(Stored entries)
· · · ·

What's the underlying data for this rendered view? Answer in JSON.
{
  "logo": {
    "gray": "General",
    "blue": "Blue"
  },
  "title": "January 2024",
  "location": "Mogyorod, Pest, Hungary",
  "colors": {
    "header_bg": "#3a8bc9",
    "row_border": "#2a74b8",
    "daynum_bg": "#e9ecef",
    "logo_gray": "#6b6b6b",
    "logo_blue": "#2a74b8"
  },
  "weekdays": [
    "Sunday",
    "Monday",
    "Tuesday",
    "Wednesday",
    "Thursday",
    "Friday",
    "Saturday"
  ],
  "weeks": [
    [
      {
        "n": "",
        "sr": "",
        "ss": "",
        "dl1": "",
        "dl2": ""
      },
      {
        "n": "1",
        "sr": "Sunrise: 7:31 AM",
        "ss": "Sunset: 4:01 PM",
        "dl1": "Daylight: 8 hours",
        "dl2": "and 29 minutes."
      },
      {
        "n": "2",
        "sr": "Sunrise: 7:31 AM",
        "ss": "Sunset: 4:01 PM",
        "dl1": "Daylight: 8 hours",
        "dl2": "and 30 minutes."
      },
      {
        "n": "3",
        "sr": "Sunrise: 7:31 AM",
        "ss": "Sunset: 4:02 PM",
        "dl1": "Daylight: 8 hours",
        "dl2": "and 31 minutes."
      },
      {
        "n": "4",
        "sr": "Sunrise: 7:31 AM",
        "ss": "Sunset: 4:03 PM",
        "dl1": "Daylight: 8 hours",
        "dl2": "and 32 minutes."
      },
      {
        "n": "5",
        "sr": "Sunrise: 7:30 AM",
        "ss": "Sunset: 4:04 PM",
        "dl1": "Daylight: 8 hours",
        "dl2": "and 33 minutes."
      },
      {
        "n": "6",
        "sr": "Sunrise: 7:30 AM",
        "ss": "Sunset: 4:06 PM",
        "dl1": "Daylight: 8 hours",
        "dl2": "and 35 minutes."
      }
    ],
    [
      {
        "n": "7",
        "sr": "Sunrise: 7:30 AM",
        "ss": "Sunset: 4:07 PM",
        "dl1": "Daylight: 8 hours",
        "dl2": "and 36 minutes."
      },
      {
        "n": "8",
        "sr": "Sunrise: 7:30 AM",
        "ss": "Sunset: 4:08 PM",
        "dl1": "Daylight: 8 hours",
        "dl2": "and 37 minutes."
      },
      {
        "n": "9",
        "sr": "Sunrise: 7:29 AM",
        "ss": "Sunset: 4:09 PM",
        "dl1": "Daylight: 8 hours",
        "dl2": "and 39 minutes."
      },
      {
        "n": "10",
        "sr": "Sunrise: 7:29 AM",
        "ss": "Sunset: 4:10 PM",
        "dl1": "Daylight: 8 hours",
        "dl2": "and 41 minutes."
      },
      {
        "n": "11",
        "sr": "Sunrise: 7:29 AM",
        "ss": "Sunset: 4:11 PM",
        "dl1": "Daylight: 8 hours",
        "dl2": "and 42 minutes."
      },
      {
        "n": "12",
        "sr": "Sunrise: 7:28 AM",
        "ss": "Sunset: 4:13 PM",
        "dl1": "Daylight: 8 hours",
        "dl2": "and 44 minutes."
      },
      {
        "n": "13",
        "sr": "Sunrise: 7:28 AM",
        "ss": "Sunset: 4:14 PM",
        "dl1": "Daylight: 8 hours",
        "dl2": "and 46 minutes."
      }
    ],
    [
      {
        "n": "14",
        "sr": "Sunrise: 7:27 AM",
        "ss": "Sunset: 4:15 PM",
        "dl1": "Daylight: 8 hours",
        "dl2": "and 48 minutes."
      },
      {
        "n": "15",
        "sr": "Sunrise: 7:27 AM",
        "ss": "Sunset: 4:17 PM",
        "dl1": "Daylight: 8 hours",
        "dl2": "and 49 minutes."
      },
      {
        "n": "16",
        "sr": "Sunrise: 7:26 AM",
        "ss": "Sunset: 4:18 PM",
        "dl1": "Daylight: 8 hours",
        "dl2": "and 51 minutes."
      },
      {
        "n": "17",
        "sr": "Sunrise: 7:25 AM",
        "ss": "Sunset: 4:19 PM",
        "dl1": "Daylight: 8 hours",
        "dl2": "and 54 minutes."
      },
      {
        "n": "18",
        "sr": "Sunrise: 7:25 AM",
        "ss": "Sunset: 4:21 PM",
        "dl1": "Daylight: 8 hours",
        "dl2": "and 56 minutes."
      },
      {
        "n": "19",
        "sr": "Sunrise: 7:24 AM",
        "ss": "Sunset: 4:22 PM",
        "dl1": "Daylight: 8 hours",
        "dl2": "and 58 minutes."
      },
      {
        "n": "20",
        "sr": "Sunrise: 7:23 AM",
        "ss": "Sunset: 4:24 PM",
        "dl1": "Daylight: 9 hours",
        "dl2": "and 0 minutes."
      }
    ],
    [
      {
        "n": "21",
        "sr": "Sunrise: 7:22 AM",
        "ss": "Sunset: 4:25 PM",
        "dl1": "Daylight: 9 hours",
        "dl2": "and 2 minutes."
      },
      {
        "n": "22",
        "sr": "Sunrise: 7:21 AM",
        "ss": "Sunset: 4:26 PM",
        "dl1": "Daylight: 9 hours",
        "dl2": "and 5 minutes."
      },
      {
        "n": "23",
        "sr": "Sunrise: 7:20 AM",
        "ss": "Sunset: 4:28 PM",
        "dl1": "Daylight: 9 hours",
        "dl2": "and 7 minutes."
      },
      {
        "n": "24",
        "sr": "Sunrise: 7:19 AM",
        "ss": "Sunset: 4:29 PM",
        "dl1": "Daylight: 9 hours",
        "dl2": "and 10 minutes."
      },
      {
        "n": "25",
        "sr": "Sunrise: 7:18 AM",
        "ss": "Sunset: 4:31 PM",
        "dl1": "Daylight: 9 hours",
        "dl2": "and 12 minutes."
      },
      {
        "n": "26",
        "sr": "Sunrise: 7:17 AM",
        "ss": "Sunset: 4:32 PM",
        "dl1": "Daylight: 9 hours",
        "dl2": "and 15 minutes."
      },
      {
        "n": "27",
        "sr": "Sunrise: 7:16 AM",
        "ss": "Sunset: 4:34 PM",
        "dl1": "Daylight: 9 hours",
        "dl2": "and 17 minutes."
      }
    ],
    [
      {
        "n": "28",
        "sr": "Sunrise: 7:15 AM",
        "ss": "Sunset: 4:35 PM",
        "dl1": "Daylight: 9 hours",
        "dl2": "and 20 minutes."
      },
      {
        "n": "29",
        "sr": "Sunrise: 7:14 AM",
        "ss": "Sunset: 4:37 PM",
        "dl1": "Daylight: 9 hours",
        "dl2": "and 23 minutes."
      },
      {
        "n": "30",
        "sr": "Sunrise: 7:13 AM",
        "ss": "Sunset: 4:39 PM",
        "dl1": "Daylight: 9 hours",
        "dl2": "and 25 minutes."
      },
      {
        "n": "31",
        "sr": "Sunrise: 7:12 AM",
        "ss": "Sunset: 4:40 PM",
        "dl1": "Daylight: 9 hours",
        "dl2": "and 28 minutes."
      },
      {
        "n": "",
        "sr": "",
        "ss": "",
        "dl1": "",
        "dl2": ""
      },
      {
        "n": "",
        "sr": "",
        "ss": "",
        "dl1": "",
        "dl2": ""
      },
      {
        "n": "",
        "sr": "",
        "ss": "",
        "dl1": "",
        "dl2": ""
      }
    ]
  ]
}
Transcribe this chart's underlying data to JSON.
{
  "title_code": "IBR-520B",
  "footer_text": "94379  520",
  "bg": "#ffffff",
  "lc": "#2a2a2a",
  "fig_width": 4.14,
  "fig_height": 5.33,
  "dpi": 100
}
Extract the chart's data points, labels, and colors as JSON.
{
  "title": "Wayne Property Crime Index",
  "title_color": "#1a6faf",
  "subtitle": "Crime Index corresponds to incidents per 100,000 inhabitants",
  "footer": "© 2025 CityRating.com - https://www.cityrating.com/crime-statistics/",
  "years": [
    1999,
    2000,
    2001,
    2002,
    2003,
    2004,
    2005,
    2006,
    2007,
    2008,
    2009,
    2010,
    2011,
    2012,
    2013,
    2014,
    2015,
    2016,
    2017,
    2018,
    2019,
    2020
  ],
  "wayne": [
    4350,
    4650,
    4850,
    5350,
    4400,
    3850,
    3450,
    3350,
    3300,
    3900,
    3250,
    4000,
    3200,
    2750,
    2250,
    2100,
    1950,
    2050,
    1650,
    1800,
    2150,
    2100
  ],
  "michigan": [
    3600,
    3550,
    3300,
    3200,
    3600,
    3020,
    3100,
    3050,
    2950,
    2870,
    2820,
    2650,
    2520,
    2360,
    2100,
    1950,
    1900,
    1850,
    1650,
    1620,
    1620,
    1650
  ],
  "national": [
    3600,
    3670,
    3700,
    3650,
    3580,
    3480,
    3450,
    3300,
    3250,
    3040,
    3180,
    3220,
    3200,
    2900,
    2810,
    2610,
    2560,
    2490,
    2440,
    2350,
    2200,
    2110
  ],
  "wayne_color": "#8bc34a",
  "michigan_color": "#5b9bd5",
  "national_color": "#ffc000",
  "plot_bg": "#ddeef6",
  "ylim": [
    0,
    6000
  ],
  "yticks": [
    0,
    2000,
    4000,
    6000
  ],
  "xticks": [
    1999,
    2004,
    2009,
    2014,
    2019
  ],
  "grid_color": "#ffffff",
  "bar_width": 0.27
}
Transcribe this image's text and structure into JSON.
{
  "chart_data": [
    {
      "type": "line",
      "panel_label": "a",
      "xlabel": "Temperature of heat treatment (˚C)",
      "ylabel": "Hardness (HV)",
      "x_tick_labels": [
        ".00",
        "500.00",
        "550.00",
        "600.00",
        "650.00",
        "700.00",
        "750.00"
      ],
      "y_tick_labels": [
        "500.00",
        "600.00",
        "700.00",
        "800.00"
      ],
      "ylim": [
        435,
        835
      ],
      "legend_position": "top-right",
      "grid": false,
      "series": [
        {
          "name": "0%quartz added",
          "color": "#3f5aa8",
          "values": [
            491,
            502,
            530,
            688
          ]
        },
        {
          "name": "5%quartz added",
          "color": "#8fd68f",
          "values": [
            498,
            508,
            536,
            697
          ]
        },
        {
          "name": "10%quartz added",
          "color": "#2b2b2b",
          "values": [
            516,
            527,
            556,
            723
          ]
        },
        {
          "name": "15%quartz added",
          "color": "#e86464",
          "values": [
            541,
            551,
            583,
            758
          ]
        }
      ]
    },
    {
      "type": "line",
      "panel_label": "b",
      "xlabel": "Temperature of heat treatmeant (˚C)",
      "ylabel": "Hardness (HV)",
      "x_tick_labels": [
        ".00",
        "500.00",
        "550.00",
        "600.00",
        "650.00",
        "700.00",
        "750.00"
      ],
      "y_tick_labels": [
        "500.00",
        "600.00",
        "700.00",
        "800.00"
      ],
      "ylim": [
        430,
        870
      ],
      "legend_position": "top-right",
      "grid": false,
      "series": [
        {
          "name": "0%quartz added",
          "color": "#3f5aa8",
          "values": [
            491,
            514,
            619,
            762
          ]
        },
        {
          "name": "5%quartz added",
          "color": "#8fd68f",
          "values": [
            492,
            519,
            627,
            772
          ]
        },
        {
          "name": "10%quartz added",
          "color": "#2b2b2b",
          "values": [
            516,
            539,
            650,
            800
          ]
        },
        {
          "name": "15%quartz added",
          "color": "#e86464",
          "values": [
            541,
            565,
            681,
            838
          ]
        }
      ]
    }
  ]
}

· · · ·

**Task goal**
Copy each line above where the string "Index" occurs.

**Final result**
  "title": "Wayne Property Crime Index",
  "subtitle": "Crime Index corresponds to incidents per 100,000 inhabitants",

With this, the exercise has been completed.